● The task
Begin at the line that holds "Transcribe this image's" and copy each line exactly until the data below ends, including that last line but no pictures.

Data tied to figure images:
________________________________________

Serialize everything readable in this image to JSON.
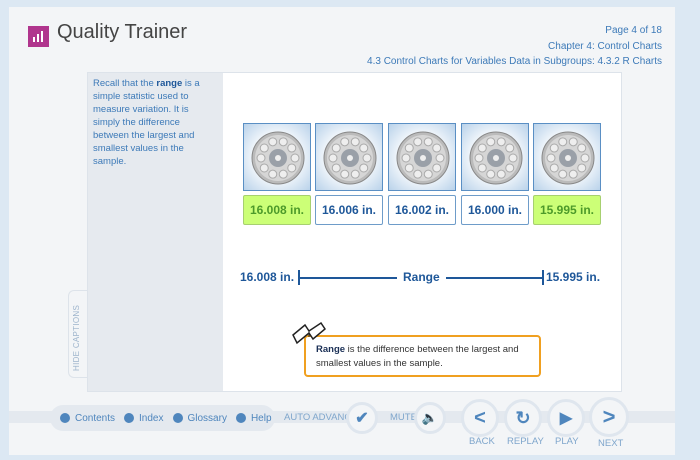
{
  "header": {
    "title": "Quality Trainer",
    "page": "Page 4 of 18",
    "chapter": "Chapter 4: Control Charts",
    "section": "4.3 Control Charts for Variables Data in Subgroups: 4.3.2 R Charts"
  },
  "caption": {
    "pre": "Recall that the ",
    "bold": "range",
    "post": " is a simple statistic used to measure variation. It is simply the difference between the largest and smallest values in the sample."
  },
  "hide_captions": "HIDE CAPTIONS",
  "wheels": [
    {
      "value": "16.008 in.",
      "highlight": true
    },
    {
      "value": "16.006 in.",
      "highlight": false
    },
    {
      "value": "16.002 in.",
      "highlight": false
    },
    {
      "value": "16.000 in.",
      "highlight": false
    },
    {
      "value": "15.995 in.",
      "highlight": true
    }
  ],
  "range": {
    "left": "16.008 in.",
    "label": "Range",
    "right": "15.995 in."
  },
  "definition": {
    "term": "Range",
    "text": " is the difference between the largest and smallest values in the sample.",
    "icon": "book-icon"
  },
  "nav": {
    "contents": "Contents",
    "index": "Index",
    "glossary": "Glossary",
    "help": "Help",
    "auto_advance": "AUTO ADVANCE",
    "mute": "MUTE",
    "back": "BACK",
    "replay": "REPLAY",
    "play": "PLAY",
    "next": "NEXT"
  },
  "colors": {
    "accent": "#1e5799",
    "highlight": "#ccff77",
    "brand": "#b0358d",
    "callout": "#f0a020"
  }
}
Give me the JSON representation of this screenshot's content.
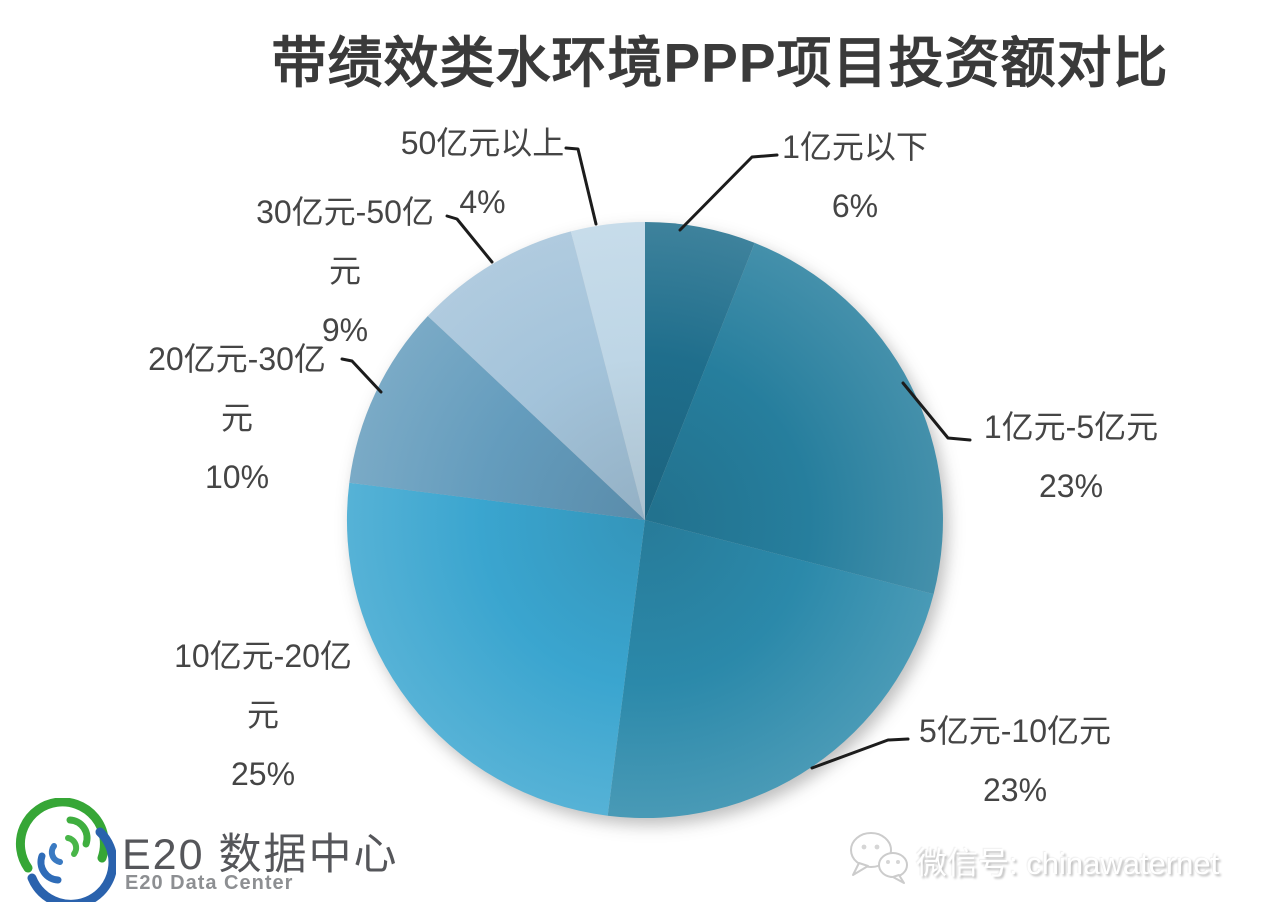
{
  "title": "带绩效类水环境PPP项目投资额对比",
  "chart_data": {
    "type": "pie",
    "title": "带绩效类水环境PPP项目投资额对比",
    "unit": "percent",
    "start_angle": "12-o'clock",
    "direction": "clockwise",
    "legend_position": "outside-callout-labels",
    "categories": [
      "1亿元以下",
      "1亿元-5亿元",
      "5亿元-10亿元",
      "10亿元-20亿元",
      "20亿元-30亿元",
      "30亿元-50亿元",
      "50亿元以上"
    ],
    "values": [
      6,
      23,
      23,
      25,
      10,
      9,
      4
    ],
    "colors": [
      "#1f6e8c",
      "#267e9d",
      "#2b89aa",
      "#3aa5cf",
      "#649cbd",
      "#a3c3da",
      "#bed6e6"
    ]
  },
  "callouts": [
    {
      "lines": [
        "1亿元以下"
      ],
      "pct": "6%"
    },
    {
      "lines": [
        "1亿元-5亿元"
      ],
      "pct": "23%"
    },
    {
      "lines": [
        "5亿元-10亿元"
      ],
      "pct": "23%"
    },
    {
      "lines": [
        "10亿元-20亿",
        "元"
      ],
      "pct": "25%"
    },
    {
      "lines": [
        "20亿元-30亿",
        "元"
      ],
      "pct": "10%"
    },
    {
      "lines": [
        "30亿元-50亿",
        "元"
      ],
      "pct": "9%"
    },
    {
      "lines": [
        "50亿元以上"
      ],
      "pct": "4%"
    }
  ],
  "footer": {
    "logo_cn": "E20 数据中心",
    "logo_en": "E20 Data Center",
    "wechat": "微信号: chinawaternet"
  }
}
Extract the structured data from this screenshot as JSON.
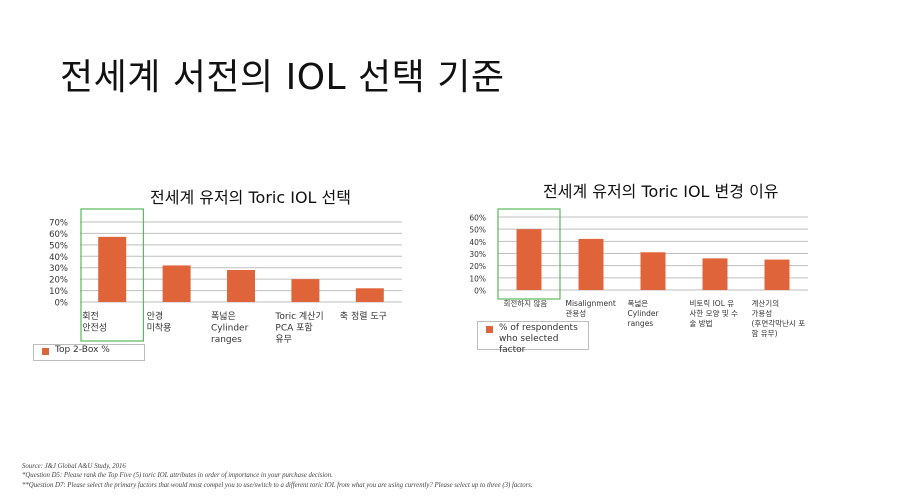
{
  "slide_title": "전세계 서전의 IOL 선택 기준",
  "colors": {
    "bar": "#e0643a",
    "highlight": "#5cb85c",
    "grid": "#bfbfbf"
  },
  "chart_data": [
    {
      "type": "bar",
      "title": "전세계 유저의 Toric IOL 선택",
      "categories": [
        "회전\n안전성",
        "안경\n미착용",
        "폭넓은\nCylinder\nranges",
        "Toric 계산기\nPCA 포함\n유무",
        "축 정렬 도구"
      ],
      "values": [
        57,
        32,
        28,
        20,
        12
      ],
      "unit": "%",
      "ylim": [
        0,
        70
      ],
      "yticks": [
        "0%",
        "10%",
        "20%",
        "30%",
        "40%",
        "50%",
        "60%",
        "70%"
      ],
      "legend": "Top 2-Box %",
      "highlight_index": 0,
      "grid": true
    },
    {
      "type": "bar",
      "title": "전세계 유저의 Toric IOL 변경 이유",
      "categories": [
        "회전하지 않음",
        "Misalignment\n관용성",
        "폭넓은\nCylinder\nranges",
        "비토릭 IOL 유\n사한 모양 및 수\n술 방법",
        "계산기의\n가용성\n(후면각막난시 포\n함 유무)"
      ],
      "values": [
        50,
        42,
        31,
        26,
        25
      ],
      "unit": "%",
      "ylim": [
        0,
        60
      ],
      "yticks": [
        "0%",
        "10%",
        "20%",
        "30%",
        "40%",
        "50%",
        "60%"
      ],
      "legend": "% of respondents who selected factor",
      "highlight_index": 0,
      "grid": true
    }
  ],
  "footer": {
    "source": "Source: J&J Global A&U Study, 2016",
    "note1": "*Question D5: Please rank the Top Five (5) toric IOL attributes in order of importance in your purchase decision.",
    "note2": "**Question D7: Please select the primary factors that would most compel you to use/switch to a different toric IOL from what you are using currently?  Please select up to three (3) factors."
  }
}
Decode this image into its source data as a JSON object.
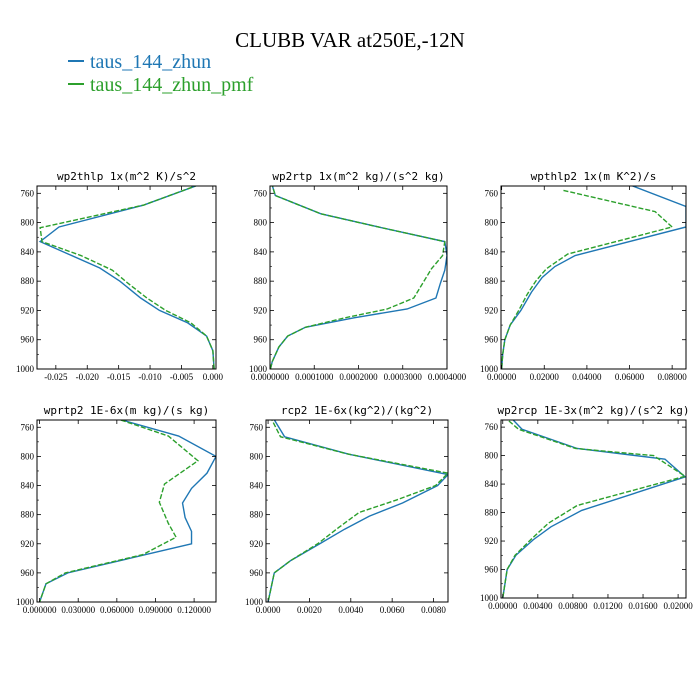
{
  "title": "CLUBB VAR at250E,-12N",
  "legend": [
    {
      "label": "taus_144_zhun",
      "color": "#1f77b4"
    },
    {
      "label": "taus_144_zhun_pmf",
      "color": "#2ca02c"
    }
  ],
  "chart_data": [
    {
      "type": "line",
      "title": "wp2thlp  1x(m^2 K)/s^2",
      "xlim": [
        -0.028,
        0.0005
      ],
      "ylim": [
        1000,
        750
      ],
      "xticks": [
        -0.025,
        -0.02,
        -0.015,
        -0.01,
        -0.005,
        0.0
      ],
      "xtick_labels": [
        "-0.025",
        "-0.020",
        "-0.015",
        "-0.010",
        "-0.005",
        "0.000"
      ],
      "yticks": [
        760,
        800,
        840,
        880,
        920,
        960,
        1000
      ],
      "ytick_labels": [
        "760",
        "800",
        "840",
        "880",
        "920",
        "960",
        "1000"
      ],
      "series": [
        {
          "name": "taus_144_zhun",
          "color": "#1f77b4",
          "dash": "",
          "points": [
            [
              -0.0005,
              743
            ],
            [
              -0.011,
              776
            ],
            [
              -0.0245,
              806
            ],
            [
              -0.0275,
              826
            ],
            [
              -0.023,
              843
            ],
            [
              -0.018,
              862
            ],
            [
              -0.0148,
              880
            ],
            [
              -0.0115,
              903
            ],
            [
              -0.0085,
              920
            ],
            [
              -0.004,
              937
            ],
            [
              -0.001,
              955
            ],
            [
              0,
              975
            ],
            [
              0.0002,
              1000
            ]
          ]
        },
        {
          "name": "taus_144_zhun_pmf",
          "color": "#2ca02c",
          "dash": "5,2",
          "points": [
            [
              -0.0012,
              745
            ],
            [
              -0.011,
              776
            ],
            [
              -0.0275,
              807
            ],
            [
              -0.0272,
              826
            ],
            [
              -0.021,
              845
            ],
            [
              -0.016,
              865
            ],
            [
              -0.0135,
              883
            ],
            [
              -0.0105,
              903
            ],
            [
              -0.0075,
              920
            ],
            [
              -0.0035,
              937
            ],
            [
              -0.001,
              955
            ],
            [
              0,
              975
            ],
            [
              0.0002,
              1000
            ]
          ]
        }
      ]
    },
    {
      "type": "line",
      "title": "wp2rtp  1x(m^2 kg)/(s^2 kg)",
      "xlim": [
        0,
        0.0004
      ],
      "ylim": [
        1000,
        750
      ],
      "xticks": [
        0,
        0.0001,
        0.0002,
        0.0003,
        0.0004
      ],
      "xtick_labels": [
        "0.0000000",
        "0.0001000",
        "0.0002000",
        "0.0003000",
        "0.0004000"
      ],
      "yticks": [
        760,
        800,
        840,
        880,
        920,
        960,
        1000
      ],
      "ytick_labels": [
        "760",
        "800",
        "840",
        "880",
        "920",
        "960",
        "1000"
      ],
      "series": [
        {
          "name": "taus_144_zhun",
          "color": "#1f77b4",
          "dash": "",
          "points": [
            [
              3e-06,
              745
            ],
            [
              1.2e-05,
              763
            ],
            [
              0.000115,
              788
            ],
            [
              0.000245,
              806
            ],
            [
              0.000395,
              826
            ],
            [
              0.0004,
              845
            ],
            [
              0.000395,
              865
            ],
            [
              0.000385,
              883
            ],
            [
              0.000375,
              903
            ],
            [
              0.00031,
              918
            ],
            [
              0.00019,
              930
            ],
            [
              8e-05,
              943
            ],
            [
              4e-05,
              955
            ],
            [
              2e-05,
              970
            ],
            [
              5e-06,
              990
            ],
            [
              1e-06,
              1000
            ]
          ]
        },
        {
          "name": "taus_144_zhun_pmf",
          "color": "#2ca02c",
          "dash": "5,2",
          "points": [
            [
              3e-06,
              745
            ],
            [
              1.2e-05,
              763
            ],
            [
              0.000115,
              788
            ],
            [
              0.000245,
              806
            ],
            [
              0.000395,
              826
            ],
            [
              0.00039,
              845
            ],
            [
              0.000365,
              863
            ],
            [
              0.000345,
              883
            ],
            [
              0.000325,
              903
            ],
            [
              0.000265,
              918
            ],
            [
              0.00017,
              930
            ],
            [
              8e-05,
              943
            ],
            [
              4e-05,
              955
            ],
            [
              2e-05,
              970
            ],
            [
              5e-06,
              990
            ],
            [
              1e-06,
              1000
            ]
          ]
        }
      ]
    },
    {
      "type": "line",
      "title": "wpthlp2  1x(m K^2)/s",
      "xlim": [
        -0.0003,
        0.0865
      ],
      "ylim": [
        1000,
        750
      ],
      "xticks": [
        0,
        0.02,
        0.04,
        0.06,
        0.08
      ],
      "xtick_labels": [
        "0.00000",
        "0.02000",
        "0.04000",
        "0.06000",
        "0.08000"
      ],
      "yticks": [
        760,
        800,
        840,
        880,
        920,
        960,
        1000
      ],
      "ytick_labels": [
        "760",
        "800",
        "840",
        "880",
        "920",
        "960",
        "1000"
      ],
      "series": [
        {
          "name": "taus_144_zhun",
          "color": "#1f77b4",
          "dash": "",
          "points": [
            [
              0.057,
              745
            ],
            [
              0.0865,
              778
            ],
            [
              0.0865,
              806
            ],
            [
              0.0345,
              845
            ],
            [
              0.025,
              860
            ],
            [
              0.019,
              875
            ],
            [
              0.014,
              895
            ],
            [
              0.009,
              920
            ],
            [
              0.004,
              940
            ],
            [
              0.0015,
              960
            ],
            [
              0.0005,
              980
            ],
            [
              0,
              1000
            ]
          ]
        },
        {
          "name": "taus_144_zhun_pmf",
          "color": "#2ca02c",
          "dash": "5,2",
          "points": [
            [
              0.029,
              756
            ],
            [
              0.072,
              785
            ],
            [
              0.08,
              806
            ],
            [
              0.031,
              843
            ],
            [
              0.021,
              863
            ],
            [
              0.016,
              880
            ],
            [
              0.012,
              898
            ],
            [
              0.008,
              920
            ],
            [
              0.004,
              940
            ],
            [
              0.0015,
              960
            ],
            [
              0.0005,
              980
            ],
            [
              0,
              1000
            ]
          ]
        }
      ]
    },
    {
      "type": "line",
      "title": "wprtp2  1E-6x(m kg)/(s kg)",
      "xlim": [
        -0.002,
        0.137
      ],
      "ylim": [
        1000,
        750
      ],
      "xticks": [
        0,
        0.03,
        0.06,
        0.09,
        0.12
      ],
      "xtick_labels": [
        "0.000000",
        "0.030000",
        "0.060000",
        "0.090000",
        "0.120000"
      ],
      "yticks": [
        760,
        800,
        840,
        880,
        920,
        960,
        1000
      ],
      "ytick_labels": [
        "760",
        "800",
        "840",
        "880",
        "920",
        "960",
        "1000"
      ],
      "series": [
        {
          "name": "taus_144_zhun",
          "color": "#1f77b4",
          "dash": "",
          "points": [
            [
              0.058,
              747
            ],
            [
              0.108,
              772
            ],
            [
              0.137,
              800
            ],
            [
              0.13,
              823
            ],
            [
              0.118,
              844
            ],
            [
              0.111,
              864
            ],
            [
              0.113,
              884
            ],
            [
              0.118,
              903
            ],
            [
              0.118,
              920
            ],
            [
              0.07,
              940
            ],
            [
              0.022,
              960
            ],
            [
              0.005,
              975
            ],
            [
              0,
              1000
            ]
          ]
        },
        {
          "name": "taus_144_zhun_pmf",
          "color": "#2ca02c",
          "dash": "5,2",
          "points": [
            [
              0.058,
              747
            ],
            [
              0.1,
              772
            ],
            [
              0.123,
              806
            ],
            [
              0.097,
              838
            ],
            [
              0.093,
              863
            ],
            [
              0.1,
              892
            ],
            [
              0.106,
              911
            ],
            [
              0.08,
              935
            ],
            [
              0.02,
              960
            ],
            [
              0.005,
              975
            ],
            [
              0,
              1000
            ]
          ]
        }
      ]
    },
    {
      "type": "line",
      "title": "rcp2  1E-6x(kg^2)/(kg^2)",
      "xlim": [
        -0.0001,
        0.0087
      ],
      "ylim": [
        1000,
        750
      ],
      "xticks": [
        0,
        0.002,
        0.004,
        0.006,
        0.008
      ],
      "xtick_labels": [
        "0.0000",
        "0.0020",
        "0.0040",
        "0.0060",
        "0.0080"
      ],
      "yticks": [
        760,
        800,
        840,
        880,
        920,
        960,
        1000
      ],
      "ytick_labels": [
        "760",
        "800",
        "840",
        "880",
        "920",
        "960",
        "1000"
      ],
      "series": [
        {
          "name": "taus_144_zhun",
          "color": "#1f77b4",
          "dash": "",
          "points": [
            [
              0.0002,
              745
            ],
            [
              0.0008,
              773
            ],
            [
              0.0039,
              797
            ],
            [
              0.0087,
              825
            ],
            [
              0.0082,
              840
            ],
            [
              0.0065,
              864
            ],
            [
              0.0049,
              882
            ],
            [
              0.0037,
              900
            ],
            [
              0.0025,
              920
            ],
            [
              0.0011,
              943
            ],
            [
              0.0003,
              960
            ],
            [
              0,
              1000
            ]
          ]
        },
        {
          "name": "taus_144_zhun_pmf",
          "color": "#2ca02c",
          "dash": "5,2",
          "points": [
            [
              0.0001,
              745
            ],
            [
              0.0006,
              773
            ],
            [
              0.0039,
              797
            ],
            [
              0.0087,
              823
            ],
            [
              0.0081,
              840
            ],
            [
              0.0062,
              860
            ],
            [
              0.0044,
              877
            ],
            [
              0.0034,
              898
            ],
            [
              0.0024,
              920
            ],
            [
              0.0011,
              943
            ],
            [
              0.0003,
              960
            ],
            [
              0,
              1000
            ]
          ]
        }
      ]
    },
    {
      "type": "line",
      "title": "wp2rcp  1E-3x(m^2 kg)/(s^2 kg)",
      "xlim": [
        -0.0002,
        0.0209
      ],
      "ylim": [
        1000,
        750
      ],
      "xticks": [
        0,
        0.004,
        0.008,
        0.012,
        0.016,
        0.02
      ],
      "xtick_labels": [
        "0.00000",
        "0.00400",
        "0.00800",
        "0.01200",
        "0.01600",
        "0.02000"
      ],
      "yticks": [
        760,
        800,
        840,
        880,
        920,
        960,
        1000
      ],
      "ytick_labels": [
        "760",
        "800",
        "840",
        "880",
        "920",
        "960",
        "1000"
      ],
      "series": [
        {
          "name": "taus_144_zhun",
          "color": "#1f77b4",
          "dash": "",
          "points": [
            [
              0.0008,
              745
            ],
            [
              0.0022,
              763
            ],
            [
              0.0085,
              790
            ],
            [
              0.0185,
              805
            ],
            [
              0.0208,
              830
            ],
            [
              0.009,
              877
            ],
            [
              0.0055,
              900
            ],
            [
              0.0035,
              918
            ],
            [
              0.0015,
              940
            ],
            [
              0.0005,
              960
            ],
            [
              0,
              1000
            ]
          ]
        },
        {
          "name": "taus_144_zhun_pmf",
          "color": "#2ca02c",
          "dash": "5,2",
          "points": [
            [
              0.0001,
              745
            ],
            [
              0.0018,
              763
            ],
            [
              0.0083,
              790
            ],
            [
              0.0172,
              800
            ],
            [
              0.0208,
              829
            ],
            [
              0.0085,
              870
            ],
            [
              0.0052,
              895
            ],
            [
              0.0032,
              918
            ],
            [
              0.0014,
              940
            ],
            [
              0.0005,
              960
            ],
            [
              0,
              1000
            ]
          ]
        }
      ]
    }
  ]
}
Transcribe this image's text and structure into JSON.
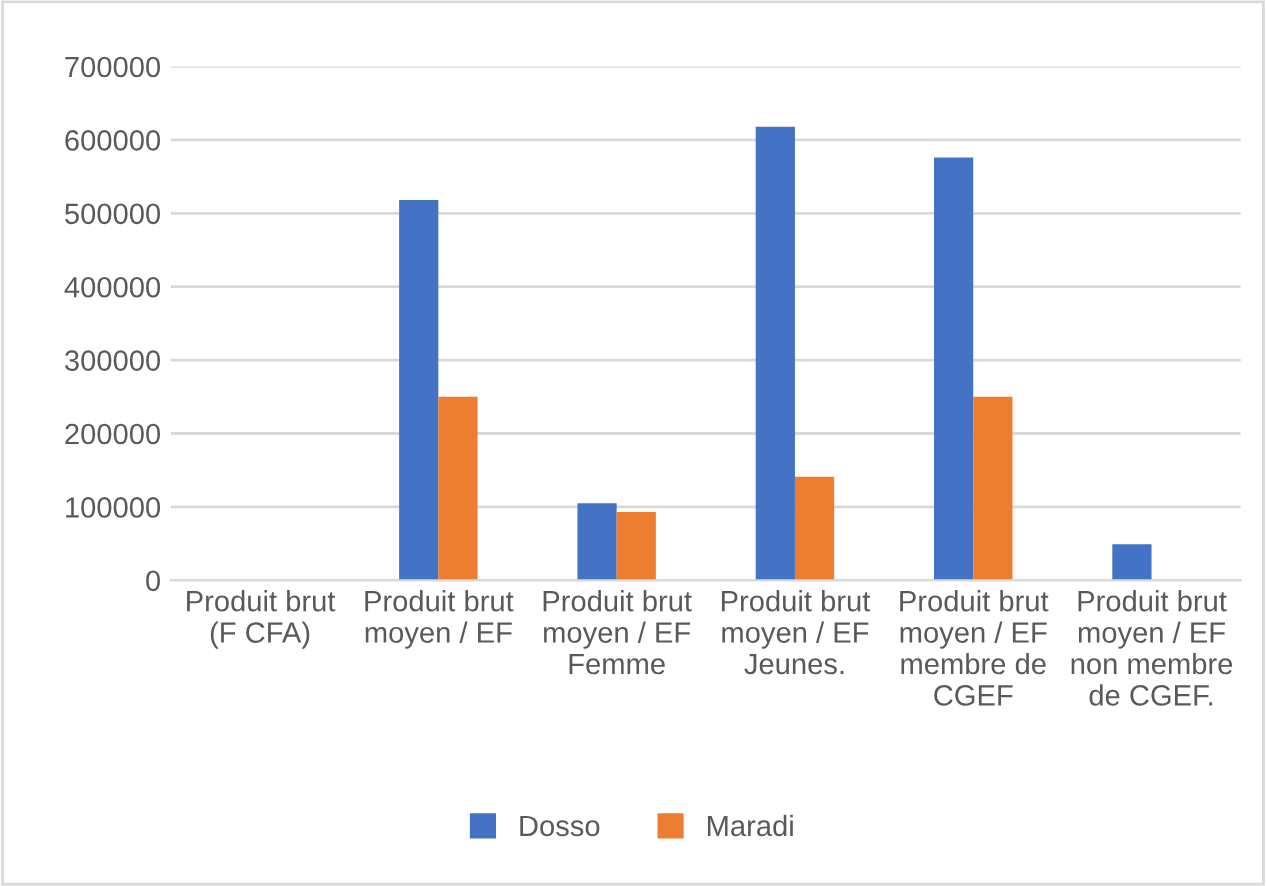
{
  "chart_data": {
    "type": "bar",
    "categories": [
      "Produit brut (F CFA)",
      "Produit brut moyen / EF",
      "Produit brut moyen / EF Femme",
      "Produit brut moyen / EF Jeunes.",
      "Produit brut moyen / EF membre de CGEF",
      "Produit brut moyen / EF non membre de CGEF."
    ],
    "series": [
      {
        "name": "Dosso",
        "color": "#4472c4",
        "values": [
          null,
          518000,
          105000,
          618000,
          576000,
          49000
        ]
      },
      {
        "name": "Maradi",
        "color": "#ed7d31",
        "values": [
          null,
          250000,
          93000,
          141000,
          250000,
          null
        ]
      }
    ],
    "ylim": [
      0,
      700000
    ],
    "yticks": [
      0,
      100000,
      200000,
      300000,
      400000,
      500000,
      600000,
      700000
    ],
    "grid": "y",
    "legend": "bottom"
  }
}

________________________________________

● Result of this task
Transcribe this image's text and structure into JSON.
{
  "chart_data": {
    "type": "bar",
    "categories": [
      "Produit brut (F CFA)",
      "Produit brut moyen / EF",
      "Produit brut moyen / EF Femme",
      "Produit brut moyen / EF Jeunes.",
      "Produit brut moyen / EF membre de CGEF",
      "Produit brut moyen / EF non membre de CGEF."
    ],
    "series": [
      {
        "name": "Dosso",
        "color": "#4472c4",
        "values": [
          null,
          518000,
          105000,
          618000,
          576000,
          49000
        ]
      },
      {
        "name": "Maradi",
        "color": "#ed7d31",
        "values": [
          null,
          250000,
          93000,
          141000,
          250000,
          null
        ]
      }
    ],
    "ylim": [
      0,
      700000
    ],
    "yticks": [
      0,
      100000,
      200000,
      300000,
      400000,
      500000,
      600000,
      700000
    ],
    "grid": "y",
    "legend": "bottom"
  }
}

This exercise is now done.